----- Provided information -----
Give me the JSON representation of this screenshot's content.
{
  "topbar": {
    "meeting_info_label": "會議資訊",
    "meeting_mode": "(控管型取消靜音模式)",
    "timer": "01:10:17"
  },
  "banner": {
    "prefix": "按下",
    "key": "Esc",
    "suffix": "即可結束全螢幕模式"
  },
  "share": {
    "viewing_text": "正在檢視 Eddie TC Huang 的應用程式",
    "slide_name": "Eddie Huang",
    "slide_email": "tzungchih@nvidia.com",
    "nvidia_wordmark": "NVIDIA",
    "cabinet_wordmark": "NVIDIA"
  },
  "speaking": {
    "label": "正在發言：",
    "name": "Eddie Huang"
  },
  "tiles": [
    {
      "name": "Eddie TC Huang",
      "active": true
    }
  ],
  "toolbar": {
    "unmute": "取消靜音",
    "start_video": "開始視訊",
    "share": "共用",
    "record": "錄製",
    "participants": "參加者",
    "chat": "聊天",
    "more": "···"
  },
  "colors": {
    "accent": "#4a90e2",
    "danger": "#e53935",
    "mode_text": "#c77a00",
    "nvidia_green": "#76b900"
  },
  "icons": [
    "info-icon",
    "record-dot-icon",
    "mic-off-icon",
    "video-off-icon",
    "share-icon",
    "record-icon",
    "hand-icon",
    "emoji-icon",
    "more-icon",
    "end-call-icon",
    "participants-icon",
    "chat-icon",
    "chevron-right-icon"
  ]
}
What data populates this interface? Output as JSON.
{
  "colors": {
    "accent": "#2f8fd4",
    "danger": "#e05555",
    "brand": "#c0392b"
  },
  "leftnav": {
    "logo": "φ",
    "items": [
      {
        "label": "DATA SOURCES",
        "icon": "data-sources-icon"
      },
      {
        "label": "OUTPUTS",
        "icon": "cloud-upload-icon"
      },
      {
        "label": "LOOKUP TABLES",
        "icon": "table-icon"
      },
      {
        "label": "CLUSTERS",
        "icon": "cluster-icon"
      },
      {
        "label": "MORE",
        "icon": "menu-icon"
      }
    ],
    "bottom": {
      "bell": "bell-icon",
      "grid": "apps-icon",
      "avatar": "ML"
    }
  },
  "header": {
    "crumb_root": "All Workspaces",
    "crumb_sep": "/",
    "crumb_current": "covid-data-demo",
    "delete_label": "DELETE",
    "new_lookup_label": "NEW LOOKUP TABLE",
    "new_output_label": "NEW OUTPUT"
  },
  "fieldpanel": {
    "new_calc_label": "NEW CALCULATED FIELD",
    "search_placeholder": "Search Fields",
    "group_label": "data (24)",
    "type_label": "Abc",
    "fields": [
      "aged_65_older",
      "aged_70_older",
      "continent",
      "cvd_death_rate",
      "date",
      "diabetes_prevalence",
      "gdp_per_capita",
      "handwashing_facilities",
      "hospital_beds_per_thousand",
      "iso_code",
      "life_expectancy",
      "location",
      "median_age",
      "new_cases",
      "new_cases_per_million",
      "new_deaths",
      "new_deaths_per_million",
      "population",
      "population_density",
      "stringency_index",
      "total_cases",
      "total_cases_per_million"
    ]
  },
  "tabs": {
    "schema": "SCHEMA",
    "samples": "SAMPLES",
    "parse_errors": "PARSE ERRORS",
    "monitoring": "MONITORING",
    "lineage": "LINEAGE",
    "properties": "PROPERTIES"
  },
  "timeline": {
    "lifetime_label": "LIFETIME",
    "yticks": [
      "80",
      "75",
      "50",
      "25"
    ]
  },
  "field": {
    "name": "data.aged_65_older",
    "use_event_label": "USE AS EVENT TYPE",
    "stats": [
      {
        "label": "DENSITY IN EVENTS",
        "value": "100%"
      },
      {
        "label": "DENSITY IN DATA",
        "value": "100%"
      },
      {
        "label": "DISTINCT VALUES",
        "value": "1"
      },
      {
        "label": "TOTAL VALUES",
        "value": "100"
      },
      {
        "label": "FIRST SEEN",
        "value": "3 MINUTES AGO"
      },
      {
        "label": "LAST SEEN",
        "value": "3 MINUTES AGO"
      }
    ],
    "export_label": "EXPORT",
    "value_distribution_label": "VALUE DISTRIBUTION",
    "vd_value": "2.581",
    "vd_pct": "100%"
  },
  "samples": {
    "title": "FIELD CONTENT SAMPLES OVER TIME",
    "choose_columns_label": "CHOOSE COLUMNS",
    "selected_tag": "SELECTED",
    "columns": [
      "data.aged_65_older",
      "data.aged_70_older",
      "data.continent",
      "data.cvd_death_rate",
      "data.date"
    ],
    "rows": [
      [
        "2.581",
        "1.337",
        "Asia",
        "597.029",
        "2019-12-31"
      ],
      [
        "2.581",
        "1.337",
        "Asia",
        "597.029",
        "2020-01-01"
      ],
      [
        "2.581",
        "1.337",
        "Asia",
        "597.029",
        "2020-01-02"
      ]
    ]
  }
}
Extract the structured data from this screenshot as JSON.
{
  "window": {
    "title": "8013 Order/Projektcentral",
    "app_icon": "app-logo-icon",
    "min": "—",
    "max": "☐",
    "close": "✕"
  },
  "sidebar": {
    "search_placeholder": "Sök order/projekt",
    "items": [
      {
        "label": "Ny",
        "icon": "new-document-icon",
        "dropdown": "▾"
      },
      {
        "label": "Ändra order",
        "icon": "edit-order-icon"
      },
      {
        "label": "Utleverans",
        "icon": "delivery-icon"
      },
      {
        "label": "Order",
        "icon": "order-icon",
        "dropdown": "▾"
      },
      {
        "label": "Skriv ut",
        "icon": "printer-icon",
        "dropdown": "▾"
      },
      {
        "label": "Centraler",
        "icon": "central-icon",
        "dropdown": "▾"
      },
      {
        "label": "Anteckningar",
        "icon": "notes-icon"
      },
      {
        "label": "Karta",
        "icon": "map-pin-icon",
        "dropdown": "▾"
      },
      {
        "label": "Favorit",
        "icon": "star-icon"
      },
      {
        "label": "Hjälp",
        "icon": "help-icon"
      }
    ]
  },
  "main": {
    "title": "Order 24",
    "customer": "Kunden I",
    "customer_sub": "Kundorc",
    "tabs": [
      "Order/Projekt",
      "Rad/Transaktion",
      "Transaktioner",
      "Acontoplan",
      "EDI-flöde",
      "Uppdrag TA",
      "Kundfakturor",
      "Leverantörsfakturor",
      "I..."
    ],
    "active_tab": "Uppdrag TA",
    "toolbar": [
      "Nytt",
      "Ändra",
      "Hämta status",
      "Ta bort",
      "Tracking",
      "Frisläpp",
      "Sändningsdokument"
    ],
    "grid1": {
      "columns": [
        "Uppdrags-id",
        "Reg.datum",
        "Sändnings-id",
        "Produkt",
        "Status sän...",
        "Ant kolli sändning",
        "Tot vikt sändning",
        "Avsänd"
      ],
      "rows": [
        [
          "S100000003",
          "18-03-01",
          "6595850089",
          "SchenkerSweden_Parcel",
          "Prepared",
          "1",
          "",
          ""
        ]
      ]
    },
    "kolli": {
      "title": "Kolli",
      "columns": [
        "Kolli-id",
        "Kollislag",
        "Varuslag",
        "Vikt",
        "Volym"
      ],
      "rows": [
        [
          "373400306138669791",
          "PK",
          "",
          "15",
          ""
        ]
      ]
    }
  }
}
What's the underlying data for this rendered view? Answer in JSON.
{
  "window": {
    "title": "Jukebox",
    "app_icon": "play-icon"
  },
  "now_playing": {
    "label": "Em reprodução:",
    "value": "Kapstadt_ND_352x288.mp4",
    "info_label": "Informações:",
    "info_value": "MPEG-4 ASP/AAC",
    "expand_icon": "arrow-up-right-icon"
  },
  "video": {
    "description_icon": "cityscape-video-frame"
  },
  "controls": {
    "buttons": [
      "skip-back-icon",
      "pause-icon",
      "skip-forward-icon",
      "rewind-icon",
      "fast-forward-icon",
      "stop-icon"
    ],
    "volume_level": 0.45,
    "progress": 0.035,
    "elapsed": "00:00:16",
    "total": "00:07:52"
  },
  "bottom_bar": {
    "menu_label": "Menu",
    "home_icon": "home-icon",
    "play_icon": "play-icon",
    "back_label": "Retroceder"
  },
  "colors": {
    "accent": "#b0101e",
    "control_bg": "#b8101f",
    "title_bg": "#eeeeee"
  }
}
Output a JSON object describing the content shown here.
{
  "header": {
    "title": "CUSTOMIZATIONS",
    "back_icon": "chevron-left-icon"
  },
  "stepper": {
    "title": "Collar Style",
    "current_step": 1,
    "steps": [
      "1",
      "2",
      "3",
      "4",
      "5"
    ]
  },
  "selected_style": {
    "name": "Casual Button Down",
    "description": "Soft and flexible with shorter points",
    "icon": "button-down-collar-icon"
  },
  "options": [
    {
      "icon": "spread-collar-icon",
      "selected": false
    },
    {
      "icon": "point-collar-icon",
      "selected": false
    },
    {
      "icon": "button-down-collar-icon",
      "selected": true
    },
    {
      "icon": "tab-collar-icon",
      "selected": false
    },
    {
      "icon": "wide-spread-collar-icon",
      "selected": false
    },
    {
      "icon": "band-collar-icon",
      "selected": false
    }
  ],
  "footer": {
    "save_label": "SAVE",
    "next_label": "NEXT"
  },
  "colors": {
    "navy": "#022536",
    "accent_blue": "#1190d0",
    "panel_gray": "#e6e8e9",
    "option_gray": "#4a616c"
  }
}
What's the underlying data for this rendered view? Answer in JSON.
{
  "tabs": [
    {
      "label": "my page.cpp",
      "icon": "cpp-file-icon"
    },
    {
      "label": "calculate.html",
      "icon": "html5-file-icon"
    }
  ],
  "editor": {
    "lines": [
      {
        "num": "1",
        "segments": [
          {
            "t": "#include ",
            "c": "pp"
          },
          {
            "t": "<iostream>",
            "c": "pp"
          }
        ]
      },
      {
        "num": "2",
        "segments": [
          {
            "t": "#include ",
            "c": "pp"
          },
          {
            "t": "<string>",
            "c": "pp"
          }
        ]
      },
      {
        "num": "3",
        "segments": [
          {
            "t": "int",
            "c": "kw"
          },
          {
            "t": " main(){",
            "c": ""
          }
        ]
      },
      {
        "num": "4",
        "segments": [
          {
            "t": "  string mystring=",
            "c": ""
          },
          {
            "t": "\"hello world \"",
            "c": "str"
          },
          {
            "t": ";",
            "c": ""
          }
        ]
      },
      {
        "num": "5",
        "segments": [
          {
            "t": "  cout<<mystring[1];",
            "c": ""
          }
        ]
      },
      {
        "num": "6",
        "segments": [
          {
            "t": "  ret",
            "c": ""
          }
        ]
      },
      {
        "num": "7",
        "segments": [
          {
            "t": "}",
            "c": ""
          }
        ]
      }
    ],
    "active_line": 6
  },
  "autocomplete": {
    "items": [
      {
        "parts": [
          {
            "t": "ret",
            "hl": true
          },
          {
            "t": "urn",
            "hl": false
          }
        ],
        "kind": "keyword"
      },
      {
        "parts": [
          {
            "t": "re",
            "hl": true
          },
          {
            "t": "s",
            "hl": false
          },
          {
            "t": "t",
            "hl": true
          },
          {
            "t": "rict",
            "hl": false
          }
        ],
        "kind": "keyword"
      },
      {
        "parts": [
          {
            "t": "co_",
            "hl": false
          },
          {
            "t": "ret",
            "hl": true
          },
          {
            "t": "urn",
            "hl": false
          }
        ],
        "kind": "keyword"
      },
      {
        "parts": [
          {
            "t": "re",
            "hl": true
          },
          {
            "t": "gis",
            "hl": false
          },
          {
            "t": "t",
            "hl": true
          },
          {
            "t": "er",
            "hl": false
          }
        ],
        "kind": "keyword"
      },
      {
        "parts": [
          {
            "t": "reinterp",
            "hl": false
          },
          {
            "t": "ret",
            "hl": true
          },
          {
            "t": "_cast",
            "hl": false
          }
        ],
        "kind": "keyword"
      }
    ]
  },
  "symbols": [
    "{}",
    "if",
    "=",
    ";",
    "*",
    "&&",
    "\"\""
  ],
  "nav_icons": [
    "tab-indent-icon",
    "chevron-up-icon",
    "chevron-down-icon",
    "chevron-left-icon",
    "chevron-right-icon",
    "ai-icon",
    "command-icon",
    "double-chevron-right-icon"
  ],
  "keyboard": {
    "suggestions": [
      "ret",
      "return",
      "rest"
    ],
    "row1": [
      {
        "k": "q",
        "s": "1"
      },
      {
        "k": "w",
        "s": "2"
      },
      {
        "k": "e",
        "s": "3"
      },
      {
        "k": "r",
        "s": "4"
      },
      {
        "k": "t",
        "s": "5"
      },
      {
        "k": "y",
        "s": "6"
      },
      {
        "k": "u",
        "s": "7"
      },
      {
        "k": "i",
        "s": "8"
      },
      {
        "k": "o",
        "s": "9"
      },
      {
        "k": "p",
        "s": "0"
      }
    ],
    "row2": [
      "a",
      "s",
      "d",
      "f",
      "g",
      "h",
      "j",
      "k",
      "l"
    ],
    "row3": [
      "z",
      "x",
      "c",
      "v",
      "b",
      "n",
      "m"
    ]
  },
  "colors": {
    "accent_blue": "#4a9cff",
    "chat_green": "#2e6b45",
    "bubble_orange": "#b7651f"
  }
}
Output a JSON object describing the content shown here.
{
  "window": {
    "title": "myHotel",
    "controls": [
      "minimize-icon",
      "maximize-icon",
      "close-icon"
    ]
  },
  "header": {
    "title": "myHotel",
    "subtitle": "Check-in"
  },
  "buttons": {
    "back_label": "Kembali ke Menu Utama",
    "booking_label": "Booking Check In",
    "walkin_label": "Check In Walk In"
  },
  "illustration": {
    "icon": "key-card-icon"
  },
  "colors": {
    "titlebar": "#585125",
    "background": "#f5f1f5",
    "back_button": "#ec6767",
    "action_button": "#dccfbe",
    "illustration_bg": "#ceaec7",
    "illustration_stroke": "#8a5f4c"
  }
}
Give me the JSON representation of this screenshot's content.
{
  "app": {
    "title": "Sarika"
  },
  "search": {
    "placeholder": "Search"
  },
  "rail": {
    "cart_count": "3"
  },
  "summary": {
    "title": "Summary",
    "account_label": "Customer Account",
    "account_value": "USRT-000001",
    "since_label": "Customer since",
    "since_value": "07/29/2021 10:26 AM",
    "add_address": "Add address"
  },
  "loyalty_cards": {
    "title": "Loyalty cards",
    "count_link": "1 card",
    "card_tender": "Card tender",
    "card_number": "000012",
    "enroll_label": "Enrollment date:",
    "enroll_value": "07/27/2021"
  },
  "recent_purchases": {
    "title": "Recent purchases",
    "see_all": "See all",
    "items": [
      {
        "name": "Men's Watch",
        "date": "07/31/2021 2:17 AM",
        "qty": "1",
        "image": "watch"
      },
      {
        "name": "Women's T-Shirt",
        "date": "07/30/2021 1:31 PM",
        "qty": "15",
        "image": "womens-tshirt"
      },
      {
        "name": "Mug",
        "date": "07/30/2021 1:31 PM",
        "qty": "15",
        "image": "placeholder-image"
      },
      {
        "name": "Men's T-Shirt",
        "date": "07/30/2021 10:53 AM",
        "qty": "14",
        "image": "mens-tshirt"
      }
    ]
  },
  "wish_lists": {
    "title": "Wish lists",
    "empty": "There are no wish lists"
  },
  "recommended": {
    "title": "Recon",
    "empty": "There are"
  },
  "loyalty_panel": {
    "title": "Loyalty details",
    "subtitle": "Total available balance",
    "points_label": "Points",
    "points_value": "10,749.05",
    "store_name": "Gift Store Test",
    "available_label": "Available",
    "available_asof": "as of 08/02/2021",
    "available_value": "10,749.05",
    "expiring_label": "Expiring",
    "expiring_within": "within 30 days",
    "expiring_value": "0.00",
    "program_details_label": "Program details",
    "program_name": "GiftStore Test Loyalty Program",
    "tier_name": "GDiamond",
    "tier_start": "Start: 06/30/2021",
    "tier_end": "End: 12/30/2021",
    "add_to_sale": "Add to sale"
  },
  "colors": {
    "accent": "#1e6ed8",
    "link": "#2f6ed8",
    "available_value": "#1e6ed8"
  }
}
-----
From the entries above, copy out every line where the string "LOOKUP" appears.

        "label": "LOOKUP TABLES",
    "new_lookup_label": "NEW LOOKUP TABLE",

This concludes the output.